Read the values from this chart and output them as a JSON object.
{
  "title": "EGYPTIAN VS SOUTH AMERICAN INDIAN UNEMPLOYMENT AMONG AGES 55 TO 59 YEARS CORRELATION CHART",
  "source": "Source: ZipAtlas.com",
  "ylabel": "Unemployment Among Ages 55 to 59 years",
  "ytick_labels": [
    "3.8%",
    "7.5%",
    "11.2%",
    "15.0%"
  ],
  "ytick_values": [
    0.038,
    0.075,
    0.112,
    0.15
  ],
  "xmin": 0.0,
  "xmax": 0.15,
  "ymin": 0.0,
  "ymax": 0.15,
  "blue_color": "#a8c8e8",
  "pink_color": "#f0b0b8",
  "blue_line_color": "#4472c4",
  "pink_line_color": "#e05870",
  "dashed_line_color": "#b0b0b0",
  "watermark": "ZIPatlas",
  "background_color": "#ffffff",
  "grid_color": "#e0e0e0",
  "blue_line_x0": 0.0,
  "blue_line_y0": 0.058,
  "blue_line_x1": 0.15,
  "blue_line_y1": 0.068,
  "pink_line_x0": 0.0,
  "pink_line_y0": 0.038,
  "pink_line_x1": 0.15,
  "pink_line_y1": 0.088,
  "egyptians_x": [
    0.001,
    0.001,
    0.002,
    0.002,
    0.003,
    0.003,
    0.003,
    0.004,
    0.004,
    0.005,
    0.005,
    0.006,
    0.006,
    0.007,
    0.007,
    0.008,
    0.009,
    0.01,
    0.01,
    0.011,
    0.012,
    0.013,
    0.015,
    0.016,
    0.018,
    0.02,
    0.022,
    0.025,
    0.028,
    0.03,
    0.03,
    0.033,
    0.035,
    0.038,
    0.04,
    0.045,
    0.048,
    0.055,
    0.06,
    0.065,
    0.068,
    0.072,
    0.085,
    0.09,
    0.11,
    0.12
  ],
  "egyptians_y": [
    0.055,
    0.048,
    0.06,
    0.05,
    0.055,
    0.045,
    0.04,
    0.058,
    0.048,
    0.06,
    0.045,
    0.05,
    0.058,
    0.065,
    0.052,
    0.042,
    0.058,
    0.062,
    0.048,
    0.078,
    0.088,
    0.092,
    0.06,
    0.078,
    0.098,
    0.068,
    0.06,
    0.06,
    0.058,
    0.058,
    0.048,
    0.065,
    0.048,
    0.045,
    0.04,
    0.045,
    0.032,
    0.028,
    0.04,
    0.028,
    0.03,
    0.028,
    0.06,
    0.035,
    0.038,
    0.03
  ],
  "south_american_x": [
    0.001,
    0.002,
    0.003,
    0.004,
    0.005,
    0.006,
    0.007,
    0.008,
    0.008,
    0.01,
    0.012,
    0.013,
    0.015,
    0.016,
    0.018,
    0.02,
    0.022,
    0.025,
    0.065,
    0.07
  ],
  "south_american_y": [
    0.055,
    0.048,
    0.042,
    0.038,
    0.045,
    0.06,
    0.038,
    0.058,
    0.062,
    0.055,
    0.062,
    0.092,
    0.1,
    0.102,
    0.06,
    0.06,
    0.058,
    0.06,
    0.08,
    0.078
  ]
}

####################

- **Exercise task**
Retype the material in full. Each word must match.

- **The response**
Read the values from this chart and output them as a JSON object.
{
  "title": "EGYPTIAN VS SOUTH AMERICAN INDIAN UNEMPLOYMENT AMONG AGES 55 TO 59 YEARS CORRELATION CHART",
  "source": "Source: ZipAtlas.com",
  "ylabel": "Unemployment Among Ages 55 to 59 years",
  "ytick_labels": [
    "3.8%",
    "7.5%",
    "11.2%",
    "15.0%"
  ],
  "ytick_values": [
    0.038,
    0.075,
    0.112,
    0.15
  ],
  "xmin": 0.0,
  "xmax": 0.15,
  "ymin": 0.0,
  "ymax": 0.15,
  "blue_color": "#a8c8e8",
  "pink_color": "#f0b0b8",
  "blue_line_color": "#4472c4",
  "pink_line_color": "#e05870",
  "dashed_line_color": "#b0b0b0",
  "watermark": "ZIPatlas",
  "background_color": "#ffffff",
  "grid_color": "#e0e0e0",
  "blue_line_x0": 0.0,
  "blue_line_y0": 0.058,
  "blue_line_x1": 0.15,
  "blue_line_y1": 0.068,
  "pink_line_x0": 0.0,
  "pink_line_y0": 0.038,
  "pink_line_x1": 0.15,
  "pink_line_y1": 0.088,
  "egyptians_x": [
    0.001,
    0.001,
    0.002,
    0.002,
    0.003,
    0.003,
    0.003,
    0.004,
    0.004,
    0.005,
    0.005,
    0.006,
    0.006,
    0.007,
    0.007,
    0.008,
    0.009,
    0.01,
    0.01,
    0.011,
    0.012,
    0.013,
    0.015,
    0.016,
    0.018,
    0.02,
    0.022,
    0.025,
    0.028,
    0.03,
    0.03,
    0.033,
    0.035,
    0.038,
    0.04,
    0.045,
    0.048,
    0.055,
    0.06,
    0.065,
    0.068,
    0.072,
    0.085,
    0.09,
    0.11,
    0.12
  ],
  "egyptians_y": [
    0.055,
    0.048,
    0.06,
    0.05,
    0.055,
    0.045,
    0.04,
    0.058,
    0.048,
    0.06,
    0.045,
    0.05,
    0.058,
    0.065,
    0.052,
    0.042,
    0.058,
    0.062,
    0.048,
    0.078,
    0.088,
    0.092,
    0.06,
    0.078,
    0.098,
    0.068,
    0.06,
    0.06,
    0.058,
    0.058,
    0.048,
    0.065,
    0.048,
    0.045,
    0.04,
    0.045,
    0.032,
    0.028,
    0.04,
    0.028,
    0.03,
    0.028,
    0.06,
    0.035,
    0.038,
    0.03
  ],
  "south_american_x": [
    0.001,
    0.002,
    0.003,
    0.004,
    0.005,
    0.006,
    0.007,
    0.008,
    0.008,
    0.01,
    0.012,
    0.013,
    0.015,
    0.016,
    0.018,
    0.02,
    0.022,
    0.025,
    0.065,
    0.07
  ],
  "south_american_y": [
    0.055,
    0.048,
    0.042,
    0.038,
    0.045,
    0.06,
    0.038,
    0.058,
    0.062,
    0.055,
    0.062,
    0.092,
    0.1,
    0.102,
    0.06,
    0.06,
    0.058,
    0.06,
    0.08,
    0.078
  ]
}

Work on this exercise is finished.